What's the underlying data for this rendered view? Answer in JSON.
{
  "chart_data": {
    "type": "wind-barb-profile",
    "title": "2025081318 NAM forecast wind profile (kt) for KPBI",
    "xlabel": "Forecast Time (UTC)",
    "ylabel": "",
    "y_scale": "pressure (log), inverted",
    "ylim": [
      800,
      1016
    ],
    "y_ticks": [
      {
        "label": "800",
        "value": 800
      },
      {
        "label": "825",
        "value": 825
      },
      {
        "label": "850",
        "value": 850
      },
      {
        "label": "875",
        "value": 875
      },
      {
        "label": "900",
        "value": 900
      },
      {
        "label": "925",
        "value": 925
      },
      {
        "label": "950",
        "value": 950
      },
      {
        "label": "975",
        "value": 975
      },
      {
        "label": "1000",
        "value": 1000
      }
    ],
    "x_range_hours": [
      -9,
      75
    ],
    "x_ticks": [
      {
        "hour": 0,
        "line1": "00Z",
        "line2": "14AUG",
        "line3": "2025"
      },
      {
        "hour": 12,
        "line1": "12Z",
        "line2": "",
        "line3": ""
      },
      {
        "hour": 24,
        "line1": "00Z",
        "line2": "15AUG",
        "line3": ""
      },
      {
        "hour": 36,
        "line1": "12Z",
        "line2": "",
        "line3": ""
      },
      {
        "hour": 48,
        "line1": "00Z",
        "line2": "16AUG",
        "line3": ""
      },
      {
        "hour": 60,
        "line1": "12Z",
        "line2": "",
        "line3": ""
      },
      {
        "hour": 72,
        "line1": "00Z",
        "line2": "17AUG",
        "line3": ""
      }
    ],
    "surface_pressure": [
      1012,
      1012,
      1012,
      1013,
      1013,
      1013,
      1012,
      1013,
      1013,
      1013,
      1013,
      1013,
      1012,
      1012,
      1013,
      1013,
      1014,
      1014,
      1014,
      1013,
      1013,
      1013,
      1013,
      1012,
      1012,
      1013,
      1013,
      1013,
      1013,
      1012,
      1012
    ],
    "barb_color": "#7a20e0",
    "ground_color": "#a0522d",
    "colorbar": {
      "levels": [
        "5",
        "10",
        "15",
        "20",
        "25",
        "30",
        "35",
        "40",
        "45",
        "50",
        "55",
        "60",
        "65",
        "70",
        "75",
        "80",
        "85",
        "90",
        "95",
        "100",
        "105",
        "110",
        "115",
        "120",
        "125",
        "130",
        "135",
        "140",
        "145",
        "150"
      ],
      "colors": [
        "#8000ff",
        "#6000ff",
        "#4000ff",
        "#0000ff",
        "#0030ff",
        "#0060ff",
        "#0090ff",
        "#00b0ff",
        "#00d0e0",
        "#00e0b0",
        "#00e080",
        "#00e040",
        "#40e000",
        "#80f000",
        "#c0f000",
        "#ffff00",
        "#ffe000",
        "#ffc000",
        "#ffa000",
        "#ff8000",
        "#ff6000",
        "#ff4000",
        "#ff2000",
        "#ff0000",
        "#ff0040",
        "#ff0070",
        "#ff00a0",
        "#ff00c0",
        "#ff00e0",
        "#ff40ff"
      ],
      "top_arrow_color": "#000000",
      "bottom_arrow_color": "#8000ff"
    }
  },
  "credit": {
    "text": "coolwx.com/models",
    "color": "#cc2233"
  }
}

###

SET TASK:
Return all of the data exactly as it reads.

IN RESPONSE:
What's the underlying data for this rendered view? Answer in JSON.
{
  "chart_data": {
    "type": "wind-barb-profile",
    "title": "2025081318 NAM forecast wind profile (kt) for KPBI",
    "xlabel": "Forecast Time (UTC)",
    "ylabel": "",
    "y_scale": "pressure (log), inverted",
    "ylim": [
      800,
      1016
    ],
    "y_ticks": [
      {
        "label": "800",
        "value": 800
      },
      {
        "label": "825",
        "value": 825
      },
      {
        "label": "850",
        "value": 850
      },
      {
        "label": "875",
        "value": 875
      },
      {
        "label": "900",
        "value": 900
      },
      {
        "label": "925",
        "value": 925
      },
      {
        "label": "950",
        "value": 950
      },
      {
        "label": "975",
        "value": 975
      },
      {
        "label": "1000",
        "value": 1000
      }
    ],
    "x_range_hours": [
      -9,
      75
    ],
    "x_ticks": [
      {
        "hour": 0,
        "line1": "00Z",
        "line2": "14AUG",
        "line3": "2025"
      },
      {
        "hour": 12,
        "line1": "12Z",
        "line2": "",
        "line3": ""
      },
      {
        "hour": 24,
        "line1": "00Z",
        "line2": "15AUG",
        "line3": ""
      },
      {
        "hour": 36,
        "line1": "12Z",
        "line2": "",
        "line3": ""
      },
      {
        "hour": 48,
        "line1": "00Z",
        "line2": "16AUG",
        "line3": ""
      },
      {
        "hour": 60,
        "line1": "12Z",
        "line2": "",
        "line3": ""
      },
      {
        "hour": 72,
        "line1": "00Z",
        "line2": "17AUG",
        "line3": ""
      }
    ],
    "surface_pressure": [
      1012,
      1012,
      1012,
      1013,
      1013,
      1013,
      1012,
      1013,
      1013,
      1013,
      1013,
      1013,
      1012,
      1012,
      1013,
      1013,
      1014,
      1014,
      1014,
      1013,
      1013,
      1013,
      1013,
      1012,
      1012,
      1013,
      1013,
      1013,
      1013,
      1012,
      1012
    ],
    "barb_color": "#7a20e0",
    "ground_color": "#a0522d",
    "colorbar": {
      "levels": [
        "5",
        "10",
        "15",
        "20",
        "25",
        "30",
        "35",
        "40",
        "45",
        "50",
        "55",
        "60",
        "65",
        "70",
        "75",
        "80",
        "85",
        "90",
        "95",
        "100",
        "105",
        "110",
        "115",
        "120",
        "125",
        "130",
        "135",
        "140",
        "145",
        "150"
      ],
      "colors": [
        "#8000ff",
        "#6000ff",
        "#4000ff",
        "#0000ff",
        "#0030ff",
        "#0060ff",
        "#0090ff",
        "#00b0ff",
        "#00d0e0",
        "#00e0b0",
        "#00e080",
        "#00e040",
        "#40e000",
        "#80f000",
        "#c0f000",
        "#ffff00",
        "#ffe000",
        "#ffc000",
        "#ffa000",
        "#ff8000",
        "#ff6000",
        "#ff4000",
        "#ff2000",
        "#ff0000",
        "#ff0040",
        "#ff0070",
        "#ff00a0",
        "#ff00c0",
        "#ff00e0",
        "#ff40ff"
      ],
      "top_arrow_color": "#000000",
      "bottom_arrow_color": "#8000ff"
    }
  },
  "credit": {
    "text": "coolwx.com/models",
    "color": "#cc2233"
  }
}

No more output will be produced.